*INFORMATION SUPPLIED:*
════════════════

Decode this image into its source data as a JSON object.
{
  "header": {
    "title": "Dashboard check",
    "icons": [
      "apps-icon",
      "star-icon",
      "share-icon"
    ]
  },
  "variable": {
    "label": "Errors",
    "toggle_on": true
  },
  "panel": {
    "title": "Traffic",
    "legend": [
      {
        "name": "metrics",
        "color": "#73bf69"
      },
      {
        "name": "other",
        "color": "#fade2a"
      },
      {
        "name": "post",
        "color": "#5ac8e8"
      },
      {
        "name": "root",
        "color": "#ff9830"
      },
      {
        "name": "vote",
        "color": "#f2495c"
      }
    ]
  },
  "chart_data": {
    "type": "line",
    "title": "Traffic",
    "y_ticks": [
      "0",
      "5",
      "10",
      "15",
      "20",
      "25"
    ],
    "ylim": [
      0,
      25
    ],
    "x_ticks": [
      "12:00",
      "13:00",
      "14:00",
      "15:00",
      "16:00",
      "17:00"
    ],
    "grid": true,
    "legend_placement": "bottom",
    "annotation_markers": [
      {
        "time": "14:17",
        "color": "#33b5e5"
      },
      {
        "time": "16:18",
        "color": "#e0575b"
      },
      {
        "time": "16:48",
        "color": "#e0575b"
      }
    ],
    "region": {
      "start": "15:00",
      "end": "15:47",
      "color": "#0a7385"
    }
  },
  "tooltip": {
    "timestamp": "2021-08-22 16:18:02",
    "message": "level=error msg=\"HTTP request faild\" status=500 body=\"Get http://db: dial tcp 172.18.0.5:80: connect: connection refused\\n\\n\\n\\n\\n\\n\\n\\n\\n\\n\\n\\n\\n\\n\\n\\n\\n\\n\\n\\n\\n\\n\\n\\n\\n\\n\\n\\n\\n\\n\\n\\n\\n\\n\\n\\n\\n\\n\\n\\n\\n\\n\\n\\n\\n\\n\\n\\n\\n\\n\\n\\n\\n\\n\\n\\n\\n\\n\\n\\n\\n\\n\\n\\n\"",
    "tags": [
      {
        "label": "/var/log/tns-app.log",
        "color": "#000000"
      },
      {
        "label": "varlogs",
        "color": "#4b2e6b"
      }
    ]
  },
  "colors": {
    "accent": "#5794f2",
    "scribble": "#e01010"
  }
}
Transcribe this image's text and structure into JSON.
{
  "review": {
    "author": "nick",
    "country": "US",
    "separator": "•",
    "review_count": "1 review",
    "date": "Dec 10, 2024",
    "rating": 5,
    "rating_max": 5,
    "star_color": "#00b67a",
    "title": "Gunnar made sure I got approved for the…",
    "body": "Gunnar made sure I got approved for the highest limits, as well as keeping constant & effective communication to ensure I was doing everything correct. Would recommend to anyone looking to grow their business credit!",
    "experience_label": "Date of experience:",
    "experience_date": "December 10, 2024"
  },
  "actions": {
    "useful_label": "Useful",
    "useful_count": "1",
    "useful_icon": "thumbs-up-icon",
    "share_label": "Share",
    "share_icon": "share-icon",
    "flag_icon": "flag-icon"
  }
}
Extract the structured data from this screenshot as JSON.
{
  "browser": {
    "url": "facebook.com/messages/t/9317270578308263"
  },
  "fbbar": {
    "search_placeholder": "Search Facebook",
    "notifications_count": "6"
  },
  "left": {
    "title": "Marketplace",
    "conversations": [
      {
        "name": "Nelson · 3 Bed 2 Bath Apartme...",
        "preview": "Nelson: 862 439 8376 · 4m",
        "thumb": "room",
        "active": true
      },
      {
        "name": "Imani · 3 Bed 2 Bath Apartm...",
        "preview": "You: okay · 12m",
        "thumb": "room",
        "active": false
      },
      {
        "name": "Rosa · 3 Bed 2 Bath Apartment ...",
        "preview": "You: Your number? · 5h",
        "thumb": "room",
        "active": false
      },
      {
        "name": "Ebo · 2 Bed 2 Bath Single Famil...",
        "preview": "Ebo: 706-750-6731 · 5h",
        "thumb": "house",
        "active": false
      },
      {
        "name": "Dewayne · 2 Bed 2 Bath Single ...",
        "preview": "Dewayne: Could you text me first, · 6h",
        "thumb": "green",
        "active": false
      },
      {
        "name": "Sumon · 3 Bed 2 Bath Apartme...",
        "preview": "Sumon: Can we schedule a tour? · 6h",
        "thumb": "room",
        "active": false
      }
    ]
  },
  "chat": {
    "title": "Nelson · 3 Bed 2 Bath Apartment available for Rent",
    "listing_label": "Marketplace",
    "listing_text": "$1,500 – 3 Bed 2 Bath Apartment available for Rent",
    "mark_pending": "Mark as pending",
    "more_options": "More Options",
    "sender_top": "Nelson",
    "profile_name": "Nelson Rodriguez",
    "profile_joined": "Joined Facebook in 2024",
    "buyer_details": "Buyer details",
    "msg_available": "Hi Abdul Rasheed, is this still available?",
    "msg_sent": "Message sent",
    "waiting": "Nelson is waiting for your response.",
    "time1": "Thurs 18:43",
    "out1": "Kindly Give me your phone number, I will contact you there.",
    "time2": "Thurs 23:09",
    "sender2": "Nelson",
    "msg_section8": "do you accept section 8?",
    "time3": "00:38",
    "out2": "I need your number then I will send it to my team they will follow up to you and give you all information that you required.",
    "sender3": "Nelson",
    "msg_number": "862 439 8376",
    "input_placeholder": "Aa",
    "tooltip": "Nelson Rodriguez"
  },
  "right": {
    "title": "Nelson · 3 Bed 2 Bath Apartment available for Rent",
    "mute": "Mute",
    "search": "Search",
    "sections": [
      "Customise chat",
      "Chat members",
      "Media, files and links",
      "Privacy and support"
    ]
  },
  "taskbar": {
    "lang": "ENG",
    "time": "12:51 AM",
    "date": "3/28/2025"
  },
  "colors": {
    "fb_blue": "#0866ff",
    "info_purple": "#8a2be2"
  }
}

════════════════

*EXERCISE REQUIREMENTS:* Produce a verbatim transcription of the entries above.

*EXERCISE ANSWER:*
Decode this image into its source data as a JSON object.
{
  "header": {
    "title": "Dashboard check",
    "icons": [
      "apps-icon",
      "star-icon",
      "share-icon"
    ]
  },
  "variable": {
    "label": "Errors",
    "toggle_on": true
  },
  "panel": {
    "title": "Traffic",
    "legend": [
      {
        "name": "metrics",
        "color": "#73bf69"
      },
      {
        "name": "other",
        "color": "#fade2a"
      },
      {
        "name": "post",
        "color": "#5ac8e8"
      },
      {
        "name": "root",
        "color": "#ff9830"
      },
      {
        "name": "vote",
        "color": "#f2495c"
      }
    ]
  },
  "chart_data": {
    "type": "line",
    "title": "Traffic",
    "y_ticks": [
      "0",
      "5",
      "10",
      "15",
      "20",
      "25"
    ],
    "ylim": [
      0,
      25
    ],
    "x_ticks": [
      "12:00",
      "13:00",
      "14:00",
      "15:00",
      "16:00",
      "17:00"
    ],
    "grid": true,
    "legend_placement": "bottom",
    "annotation_markers": [
      {
        "time": "14:17",
        "color": "#33b5e5"
      },
      {
        "time": "16:18",
        "color": "#e0575b"
      },
      {
        "time": "16:48",
        "color": "#e0575b"
      }
    ],
    "region": {
      "start": "15:00",
      "end": "15:47",
      "color": "#0a7385"
    }
  },
  "tooltip": {
    "timestamp": "2021-08-22 16:18:02",
    "message": "level=error msg=\"HTTP request faild\" status=500 body=\"Get http://db: dial tcp 172.18.0.5:80: connect: connection refused\\n\\n\\n\\n\\n\\n\\n\\n\\n\\n\\n\\n\\n\\n\\n\\n\\n\\n\\n\\n\\n\\n\\n\\n\\n\\n\\n\\n\\n\\n\\n\\n\\n\\n\\n\\n\\n\\n\\n\\n\\n\\n\\n\\n\\n\\n\\n\\n\\n\\n\\n\\n\\n\\n\\n\\n\\n\\n\\n\\n\\n\\n\\n\\n\"",
    "tags": [
      {
        "label": "/var/log/tns-app.log",
        "color": "#000000"
      },
      {
        "label": "varlogs",
        "color": "#4b2e6b"
      }
    ]
  },
  "colors": {
    "accent": "#5794f2",
    "scribble": "#e01010"
  }
}
Transcribe this image's text and structure into JSON.
{
  "review": {
    "author": "nick",
    "country": "US",
    "separator": "•",
    "review_count": "1 review",
    "date": "Dec 10, 2024",
    "rating": 5,
    "rating_max": 5,
    "star_color": "#00b67a",
    "title": "Gunnar made sure I got approved for the…",
    "body": "Gunnar made sure I got approved for the highest limits, as well as keeping constant & effective communication to ensure I was doing everything correct. Would recommend to anyone looking to grow their business credit!",
    "experience_label": "Date of experience:",
    "experience_date": "December 10, 2024"
  },
  "actions": {
    "useful_label": "Useful",
    "useful_count": "1",
    "useful_icon": "thumbs-up-icon",
    "share_label": "Share",
    "share_icon": "share-icon",
    "flag_icon": "flag-icon"
  }
}
Extract the structured data from this screenshot as JSON.
{
  "browser": {
    "url": "facebook.com/messages/t/9317270578308263"
  },
  "fbbar": {
    "search_placeholder": "Search Facebook",
    "notifications_count": "6"
  },
  "left": {
    "title": "Marketplace",
    "conversations": [
      {
        "name": "Nelson · 3 Bed 2 Bath Apartme...",
        "preview": "Nelson: 862 439 8376 · 4m",
        "thumb": "room",
        "active": true
      },
      {
        "name": "Imani · 3 Bed 2 Bath Apartm...",
        "preview": "You: okay · 12m",
        "thumb": "room",
        "active": false
      },
      {
        "name": "Rosa · 3 Bed 2 Bath Apartment ...",
        "preview": "You: Your number? · 5h",
        "thumb": "room",
        "active": false
      },
      {
        "name": "Ebo · 2 Bed 2 Bath Single Famil...",
        "preview": "Ebo: 706-750-6731 · 5h",
        "thumb": "house",
        "active": false
      },
      {
        "name": "Dewayne · 2 Bed 2 Bath Single ...",
        "preview": "Dewayne: Could you text me first, · 6h",
        "thumb": "green",
        "active": false
      },
      {
        "name": "Sumon · 3 Bed 2 Bath Apartme...",
        "preview": "Sumon: Can we schedule a tour? · 6h",
        "thumb": "room",
        "active": false
      }
    ]
  },
  "chat": {
    "title": "Nelson · 3 Bed 2 Bath Apartment available for Rent",
    "listing_label": "Marketplace",
    "listing_text": "$1,500 – 3 Bed 2 Bath Apartment available for Rent",
    "mark_pending": "Mark as pending",
    "more_options": "More Options",
    "sender_top": "Nelson",
    "profile_name": "Nelson Rodriguez",
    "profile_joined": "Joined Facebook in 2024",
    "buyer_details": "Buyer details",
    "msg_available": "Hi Abdul Rasheed, is this still available?",
    "msg_sent": "Message sent",
    "waiting": "Nelson is waiting for your response.",
    "time1": "Thurs 18:43",
    "out1": "Kindly Give me your phone number, I will contact you there.",
    "time2": "Thurs 23:09",
    "sender2": "Nelson",
    "msg_section8": "do you accept section 8?",
    "time3": "00:38",
    "out2": "I need your number then I will send it to my team they will follow up to you and give you all information that you required.",
    "sender3": "Nelson",
    "msg_number": "862 439 8376",
    "input_placeholder": "Aa",
    "tooltip": "Nelson Rodriguez"
  },
  "right": {
    "title": "Nelson · 3 Bed 2 Bath Apartment available for Rent",
    "mute": "Mute",
    "search": "Search",
    "sections": [
      "Customise chat",
      "Chat members",
      "Media, files and links",
      "Privacy and support"
    ]
  },
  "taskbar": {
    "lang": "ENG",
    "time": "12:51 AM",
    "date": "3/28/2025"
  },
  "colors": {
    "fb_blue": "#0866ff",
    "info_purple": "#8a2be2"
  }
}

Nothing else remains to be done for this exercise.